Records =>
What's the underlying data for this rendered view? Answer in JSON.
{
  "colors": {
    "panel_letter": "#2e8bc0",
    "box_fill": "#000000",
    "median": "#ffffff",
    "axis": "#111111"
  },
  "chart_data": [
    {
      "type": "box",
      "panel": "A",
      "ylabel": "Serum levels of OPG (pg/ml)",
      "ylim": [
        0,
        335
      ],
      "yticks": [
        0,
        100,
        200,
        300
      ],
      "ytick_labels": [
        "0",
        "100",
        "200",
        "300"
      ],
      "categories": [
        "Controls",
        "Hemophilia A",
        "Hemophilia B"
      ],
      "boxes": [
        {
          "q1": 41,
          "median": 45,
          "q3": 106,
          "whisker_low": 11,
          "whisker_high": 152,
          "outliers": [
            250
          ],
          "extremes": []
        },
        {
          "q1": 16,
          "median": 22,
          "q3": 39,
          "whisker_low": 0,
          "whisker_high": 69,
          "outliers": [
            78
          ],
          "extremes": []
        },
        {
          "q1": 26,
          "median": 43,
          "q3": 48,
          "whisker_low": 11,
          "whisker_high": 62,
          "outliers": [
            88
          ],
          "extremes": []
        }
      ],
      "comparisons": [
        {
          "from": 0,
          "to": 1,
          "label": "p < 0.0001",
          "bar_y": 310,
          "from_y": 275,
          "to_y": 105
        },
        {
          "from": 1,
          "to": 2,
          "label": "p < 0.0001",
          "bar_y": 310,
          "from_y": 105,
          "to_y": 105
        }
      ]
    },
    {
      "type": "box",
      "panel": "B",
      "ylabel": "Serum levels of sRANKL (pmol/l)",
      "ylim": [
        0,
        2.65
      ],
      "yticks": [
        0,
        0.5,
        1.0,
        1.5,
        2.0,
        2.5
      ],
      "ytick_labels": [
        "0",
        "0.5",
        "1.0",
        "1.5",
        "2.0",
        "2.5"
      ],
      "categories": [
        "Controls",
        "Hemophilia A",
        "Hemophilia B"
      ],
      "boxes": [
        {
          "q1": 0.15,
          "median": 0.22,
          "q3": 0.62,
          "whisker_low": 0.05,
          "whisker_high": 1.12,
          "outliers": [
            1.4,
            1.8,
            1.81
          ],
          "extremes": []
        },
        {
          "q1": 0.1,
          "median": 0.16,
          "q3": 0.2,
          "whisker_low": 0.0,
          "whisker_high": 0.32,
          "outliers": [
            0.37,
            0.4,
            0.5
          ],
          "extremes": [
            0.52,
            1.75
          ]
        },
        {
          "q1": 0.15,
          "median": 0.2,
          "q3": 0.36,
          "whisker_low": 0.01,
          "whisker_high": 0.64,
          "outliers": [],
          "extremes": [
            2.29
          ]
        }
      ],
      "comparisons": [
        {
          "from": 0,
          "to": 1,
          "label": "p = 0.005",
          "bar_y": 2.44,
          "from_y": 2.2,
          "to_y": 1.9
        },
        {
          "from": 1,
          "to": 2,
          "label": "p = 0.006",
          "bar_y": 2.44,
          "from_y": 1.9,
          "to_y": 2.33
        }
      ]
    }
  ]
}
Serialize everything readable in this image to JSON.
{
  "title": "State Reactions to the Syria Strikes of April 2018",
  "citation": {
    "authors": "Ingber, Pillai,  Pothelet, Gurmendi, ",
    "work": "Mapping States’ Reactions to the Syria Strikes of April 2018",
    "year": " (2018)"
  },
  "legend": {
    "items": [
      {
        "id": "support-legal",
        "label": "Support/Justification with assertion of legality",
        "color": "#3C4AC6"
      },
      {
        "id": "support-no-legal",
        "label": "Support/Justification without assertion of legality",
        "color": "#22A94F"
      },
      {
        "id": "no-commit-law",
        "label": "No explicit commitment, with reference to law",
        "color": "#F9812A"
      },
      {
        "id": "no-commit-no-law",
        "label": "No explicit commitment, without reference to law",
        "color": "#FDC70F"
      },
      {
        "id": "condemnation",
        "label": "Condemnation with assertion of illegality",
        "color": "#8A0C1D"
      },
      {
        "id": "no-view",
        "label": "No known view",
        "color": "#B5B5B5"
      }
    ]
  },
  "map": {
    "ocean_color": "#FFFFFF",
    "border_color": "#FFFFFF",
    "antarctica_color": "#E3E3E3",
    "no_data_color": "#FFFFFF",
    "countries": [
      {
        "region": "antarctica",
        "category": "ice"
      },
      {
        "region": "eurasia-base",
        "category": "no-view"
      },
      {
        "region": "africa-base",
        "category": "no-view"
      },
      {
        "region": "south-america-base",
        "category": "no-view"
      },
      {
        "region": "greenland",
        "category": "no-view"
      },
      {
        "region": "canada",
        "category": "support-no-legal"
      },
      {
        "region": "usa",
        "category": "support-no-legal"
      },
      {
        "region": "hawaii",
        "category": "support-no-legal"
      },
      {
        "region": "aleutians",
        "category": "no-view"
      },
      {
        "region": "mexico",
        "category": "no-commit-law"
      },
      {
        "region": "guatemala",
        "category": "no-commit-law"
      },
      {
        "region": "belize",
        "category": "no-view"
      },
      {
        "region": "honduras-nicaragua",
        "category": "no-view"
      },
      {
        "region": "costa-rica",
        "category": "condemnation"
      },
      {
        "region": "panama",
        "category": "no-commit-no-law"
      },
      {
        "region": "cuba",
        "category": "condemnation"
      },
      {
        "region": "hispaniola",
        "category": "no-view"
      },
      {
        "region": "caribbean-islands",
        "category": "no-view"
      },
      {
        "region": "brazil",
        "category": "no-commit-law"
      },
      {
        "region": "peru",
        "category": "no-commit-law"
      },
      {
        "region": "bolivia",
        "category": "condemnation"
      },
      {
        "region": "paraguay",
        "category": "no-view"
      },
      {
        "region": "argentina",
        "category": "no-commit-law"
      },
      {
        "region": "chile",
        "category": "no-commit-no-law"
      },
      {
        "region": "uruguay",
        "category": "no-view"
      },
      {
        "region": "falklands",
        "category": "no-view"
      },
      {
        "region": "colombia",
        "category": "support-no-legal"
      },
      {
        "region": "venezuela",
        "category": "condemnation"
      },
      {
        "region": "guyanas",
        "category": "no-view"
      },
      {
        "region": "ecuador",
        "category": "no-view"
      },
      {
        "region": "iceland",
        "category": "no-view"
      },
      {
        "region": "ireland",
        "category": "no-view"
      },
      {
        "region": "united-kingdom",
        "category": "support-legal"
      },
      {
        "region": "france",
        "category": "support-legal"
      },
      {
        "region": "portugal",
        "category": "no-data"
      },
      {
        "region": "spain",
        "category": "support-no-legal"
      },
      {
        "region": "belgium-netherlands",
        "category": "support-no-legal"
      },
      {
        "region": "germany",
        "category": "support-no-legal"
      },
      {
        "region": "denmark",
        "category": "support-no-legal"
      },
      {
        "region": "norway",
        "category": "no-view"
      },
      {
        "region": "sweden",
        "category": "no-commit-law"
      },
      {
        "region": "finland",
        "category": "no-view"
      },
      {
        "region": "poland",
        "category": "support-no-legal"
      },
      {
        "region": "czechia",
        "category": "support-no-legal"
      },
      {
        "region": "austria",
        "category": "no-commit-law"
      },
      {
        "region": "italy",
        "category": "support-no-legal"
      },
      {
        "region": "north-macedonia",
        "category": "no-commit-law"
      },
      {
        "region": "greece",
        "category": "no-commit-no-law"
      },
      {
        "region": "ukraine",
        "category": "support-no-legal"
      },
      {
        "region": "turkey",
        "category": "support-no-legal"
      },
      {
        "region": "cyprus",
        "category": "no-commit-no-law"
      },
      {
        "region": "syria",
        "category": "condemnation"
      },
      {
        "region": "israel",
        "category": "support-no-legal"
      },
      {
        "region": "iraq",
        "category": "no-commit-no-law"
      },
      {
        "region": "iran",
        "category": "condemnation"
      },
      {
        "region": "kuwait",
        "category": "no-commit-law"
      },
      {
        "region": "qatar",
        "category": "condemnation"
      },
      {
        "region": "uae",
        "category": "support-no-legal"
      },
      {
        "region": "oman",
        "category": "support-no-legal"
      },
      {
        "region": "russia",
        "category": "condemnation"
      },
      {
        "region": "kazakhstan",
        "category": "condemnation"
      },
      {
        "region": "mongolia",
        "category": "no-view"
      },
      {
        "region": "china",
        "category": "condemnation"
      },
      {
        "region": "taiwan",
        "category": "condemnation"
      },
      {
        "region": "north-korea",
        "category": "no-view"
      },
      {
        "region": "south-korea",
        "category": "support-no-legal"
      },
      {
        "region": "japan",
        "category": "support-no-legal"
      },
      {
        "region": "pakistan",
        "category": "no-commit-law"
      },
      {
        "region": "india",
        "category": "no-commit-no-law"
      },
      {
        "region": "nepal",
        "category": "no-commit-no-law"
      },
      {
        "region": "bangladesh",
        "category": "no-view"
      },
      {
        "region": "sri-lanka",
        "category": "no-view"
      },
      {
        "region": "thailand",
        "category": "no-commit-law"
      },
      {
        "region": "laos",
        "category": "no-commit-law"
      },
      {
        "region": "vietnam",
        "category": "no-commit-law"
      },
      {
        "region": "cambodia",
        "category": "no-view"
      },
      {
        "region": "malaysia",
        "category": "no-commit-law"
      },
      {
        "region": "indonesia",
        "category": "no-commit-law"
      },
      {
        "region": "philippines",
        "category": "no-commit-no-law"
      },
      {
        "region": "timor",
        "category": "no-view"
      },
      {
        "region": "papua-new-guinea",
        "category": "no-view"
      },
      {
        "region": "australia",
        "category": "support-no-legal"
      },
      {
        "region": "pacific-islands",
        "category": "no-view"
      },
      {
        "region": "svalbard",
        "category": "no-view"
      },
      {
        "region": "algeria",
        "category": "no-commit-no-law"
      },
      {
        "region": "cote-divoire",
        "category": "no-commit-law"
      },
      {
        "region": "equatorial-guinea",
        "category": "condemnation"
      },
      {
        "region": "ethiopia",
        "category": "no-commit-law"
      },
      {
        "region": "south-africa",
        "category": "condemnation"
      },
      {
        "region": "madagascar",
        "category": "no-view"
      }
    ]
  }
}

WORK TO DO => From the material, report only how many lines include the word "base".

EXERCISE ANSWER => 3